* Do this
All the data should be repeated exactly. Any image in it is left out.

* Extracted data entries
-- BEGIN --
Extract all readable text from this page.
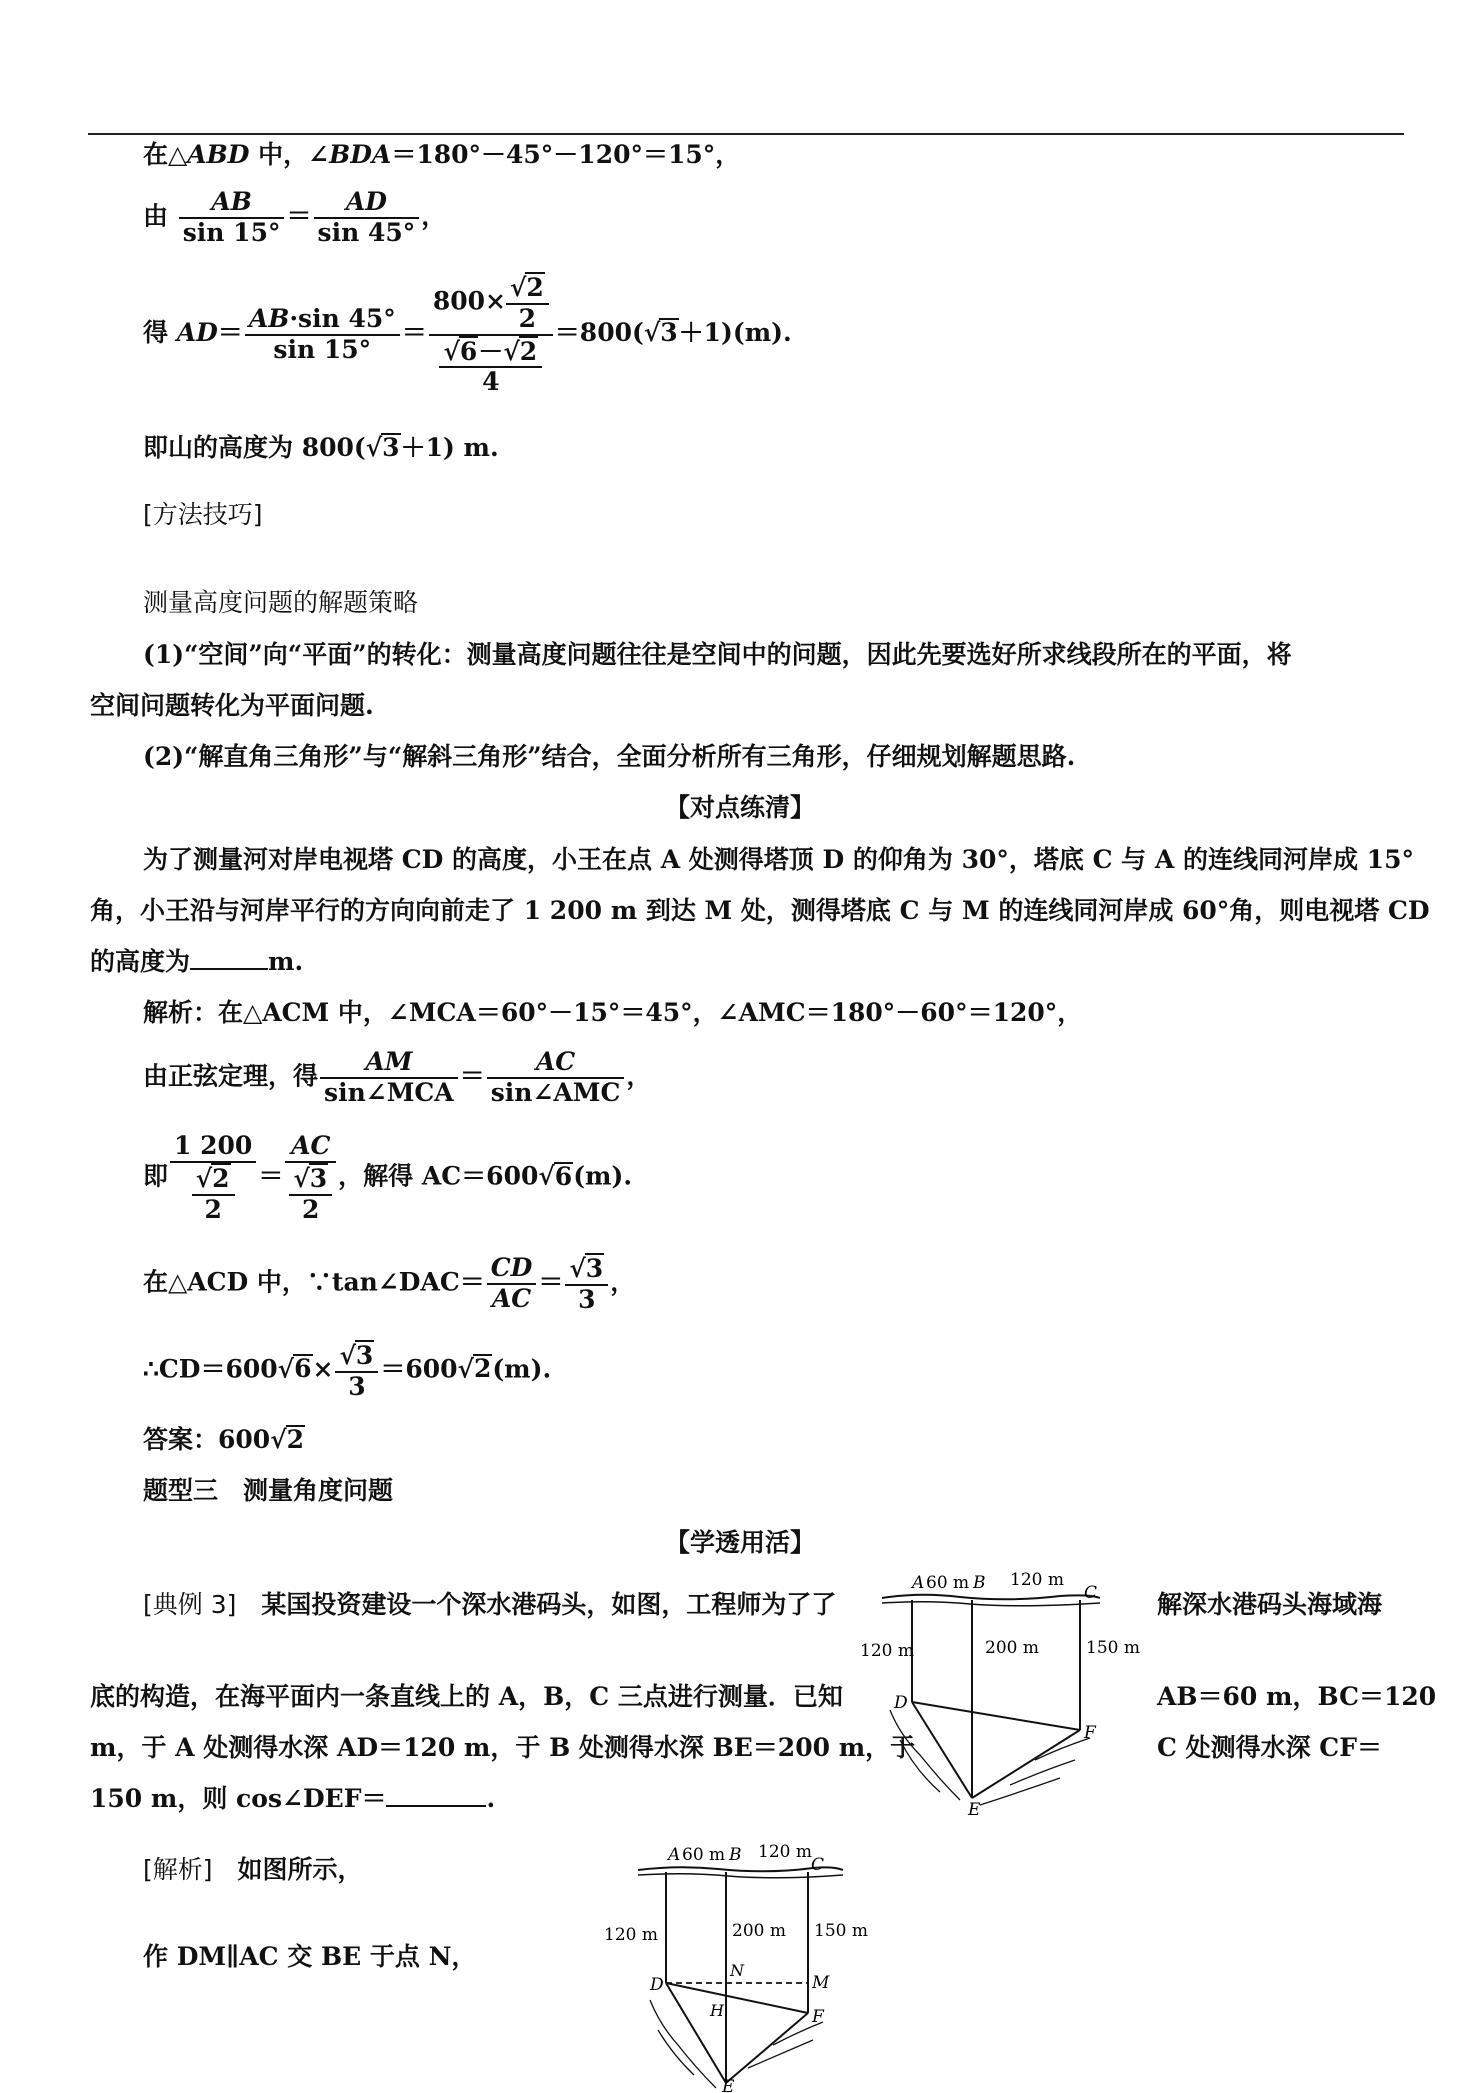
在△ABD 中，∠BDA＝180°－45°－120°＝15°，
由 $\frac{AB}{\sin 15^\circ} = \frac{AD}{\sin 45^\circ}$ ，
得 $AD= \frac{AB\cdot\sin 45^\circ}{\sin 15^\circ} = \frac{800\times \frac{√2}{2}}{\frac{√6-√2}{4}} =800(√3+1)(m)$.
即山的高度为 800(√3＋1) m.
[方法技巧]
测量高度问题的解题策略
(1)“空间”向“平面”的转化：测量高度问题往往是空间中的问题，因此先要选好所求线段所在的平面，将
空间问题转化为平面问题.
(2)“解直角三角形”与“解斜三角形”结合，全面分析所有三角形，仔细规划解题思路.
【对点练清】
为了测量河对岸电视塔 CD 的高度，小王在点 A 处测得塔顶 D 的仰角为 30°，塔底 C 与 A 的连线同河岸成 15°
角，小王沿与河岸平行的方向向前走了 1 200 m 到达 M 处，测得塔底 C 与 M 的连线同河岸成 60°角，则电视塔 CD
的高度为	m.
解析：在△ACM 中，∠MCA＝60°－15°＝45°，∠AMC＝180°－60°＝120°，
由正弦定理，得 $\frac{AM}{\text{sin∠MCA}} = \frac{AC}{\text{sin∠AMC}}$ ，
即 $\frac{1 200}{\frac{√2}{2}} = \frac{AC}{\frac{√3}{2}}$ ，解得 AC＝600√6(m).
在△ACD 中，∵tan∠DAC＝ $\frac{CD}{AC} = \frac{√3}{3}$ ，
∴CD＝600√6× $\frac{√3}{3} =600√2(m)$.
答案：600√2
题型三　测量角度问题
【学透用活】
[典例 3]　 某国投资建设一个深水港码头，如图，工程师为了了	解深水港码头海域海
底的构造，在海平面内一条直线上的 A，B，C 三点进行测量．已知	AB＝60 m，BC＝120
m，于 A 处测得水深 AD＝120 m，于 B 处测得水深 BE＝200 m，于	C 处测得水深 CF＝
150 m，则 cos∠DEF＝	.
A 60 m B 120 m
C
120 m	200 m	150 m
D
F
E
[解析]　 如图所示，
作 DM∥AC 交 BE 于点 N，
A 60 m B 120 m
C
120 m	200 m 150 m
N
D	M
H	F
E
-- END --
* The solution
Extract all readable text from this page.
在△ABD 中，∠BDA＝180°－45°－120°＝15°，
由 $\frac{AB}{\sin 15^\circ} = \frac{AD}{\sin 45^\circ}$ ，
得 $AD= \frac{AB\cdot\sin 45^\circ}{\sin 15^\circ} = \frac{800\times \frac{√2}{2}}{\frac{√6-√2}{4}} =800(√3+1)(m)$.
即山的高度为 800(√3＋1) m.
[方法技巧]
测量高度问题的解题策略
(1)“空间”向“平面”的转化：测量高度问题往往是空间中的问题，因此先要选好所求线段所在的平面，将
空间问题转化为平面问题.
(2)“解直角三角形”与“解斜三角形”结合，全面分析所有三角形，仔细规划解题思路.
【对点练清】
为了测量河对岸电视塔 CD 的高度，小王在点 A 处测得塔顶 D 的仰角为 30°，塔底 C 与 A 的连线同河岸成 15°
角，小王沿与河岸平行的方向向前走了 1 200 m 到达 M 处，测得塔底 C 与 M 的连线同河岸成 60°角，则电视塔 CD
的高度为	m.
解析：在△ACM 中，∠MCA＝60°－15°＝45°，∠AMC＝180°－60°＝120°，
由正弦定理，得 $\frac{AM}{\text{sin∠MCA}} = \frac{AC}{\text{sin∠AMC}}$ ，
即 $\frac{1 200}{\frac{√2}{2}} = \frac{AC}{\frac{√3}{2}}$ ，解得 AC＝600√6(m).
在△ACD 中，∵tan∠DAC＝ $\frac{CD}{AC} = \frac{√3}{3}$ ，
∴CD＝600√6× $\frac{√3}{3} =600√2(m)$.
答案：600√2
题型三　测量角度问题
【学透用活】
[典例 3]　 某国投资建设一个深水港码头，如图，工程师为了了	解深水港码头海域海
底的构造，在海平面内一条直线上的 A，B，C 三点进行测量．已知	AB＝60 m，BC＝120
m，于 A 处测得水深 AD＝120 m，于 B 处测得水深 BE＝200 m，于	C 处测得水深 CF＝
150 m，则 cos∠DEF＝	.
A 60 m B 120 m
C
120 m	200 m	150 m
D
F
E
[解析]　 如图所示，
作 DM∥AC 交 BE 于点 N，
A 60 m B 120 m
C
120 m	200 m 150 m
N
D	M
H	F
E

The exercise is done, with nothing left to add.